TASK GOAL = Without skipping anything, write out each record below exactly.

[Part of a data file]
- - -

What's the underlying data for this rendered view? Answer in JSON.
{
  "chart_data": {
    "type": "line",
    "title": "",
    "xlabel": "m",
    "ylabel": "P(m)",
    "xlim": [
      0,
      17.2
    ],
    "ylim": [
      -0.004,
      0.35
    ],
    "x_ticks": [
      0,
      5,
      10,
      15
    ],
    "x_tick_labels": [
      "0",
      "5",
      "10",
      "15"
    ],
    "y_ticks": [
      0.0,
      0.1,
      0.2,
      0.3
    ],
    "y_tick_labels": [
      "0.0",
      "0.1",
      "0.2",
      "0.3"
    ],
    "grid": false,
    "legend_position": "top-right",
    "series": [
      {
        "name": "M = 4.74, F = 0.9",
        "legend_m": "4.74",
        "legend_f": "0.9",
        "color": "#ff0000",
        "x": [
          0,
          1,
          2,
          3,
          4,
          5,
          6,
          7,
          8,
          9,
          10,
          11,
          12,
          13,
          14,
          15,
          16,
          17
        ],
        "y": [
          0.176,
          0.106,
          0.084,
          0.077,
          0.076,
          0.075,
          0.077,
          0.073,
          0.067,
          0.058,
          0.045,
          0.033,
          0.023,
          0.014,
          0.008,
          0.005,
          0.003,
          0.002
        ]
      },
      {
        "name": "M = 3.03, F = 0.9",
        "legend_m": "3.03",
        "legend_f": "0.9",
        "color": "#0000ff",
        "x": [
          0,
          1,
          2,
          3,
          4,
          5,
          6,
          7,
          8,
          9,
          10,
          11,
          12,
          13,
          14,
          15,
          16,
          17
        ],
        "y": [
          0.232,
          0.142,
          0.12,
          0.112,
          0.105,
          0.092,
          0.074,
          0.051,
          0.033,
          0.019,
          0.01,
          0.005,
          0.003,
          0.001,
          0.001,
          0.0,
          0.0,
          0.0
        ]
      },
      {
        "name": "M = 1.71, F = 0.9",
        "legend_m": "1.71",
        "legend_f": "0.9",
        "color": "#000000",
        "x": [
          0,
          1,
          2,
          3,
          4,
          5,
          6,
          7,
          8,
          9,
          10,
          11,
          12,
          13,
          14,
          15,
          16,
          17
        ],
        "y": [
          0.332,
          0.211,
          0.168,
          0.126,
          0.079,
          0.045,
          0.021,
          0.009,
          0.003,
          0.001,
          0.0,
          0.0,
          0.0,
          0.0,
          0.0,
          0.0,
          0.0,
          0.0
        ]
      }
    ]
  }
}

- - -

TASK RESPONSE =
What's the underlying data for this rendered view? Answer in JSON.
{
  "chart_data": {
    "type": "line",
    "title": "",
    "xlabel": "m",
    "ylabel": "P(m)",
    "xlim": [
      0,
      17.2
    ],
    "ylim": [
      -0.004,
      0.35
    ],
    "x_ticks": [
      0,
      5,
      10,
      15
    ],
    "x_tick_labels": [
      "0",
      "5",
      "10",
      "15"
    ],
    "y_ticks": [
      0.0,
      0.1,
      0.2,
      0.3
    ],
    "y_tick_labels": [
      "0.0",
      "0.1",
      "0.2",
      "0.3"
    ],
    "grid": false,
    "legend_position": "top-right",
    "series": [
      {
        "name": "M = 4.74, F = 0.9",
        "legend_m": "4.74",
        "legend_f": "0.9",
        "color": "#ff0000",
        "x": [
          0,
          1,
          2,
          3,
          4,
          5,
          6,
          7,
          8,
          9,
          10,
          11,
          12,
          13,
          14,
          15,
          16,
          17
        ],
        "y": [
          0.176,
          0.106,
          0.084,
          0.077,
          0.076,
          0.075,
          0.077,
          0.073,
          0.067,
          0.058,
          0.045,
          0.033,
          0.023,
          0.014,
          0.008,
          0.005,
          0.003,
          0.002
        ]
      },
      {
        "name": "M = 3.03, F = 0.9",
        "legend_m": "3.03",
        "legend_f": "0.9",
        "color": "#0000ff",
        "x": [
          0,
          1,
          2,
          3,
          4,
          5,
          6,
          7,
          8,
          9,
          10,
          11,
          12,
          13,
          14,
          15,
          16,
          17
        ],
        "y": [
          0.232,
          0.142,
          0.12,
          0.112,
          0.105,
          0.092,
          0.074,
          0.051,
          0.033,
          0.019,
          0.01,
          0.005,
          0.003,
          0.001,
          0.001,
          0.0,
          0.0,
          0.0
        ]
      },
      {
        "name": "M = 1.71, F = 0.9",
        "legend_m": "1.71",
        "legend_f": "0.9",
        "color": "#000000",
        "x": [
          0,
          1,
          2,
          3,
          4,
          5,
          6,
          7,
          8,
          9,
          10,
          11,
          12,
          13,
          14,
          15,
          16,
          17
        ],
        "y": [
          0.332,
          0.211,
          0.168,
          0.126,
          0.079,
          0.045,
          0.021,
          0.009,
          0.003,
          0.001,
          0.0,
          0.0,
          0.0,
          0.0,
          0.0,
          0.0,
          0.0,
          0.0
        ]
      }
    ]
  }
}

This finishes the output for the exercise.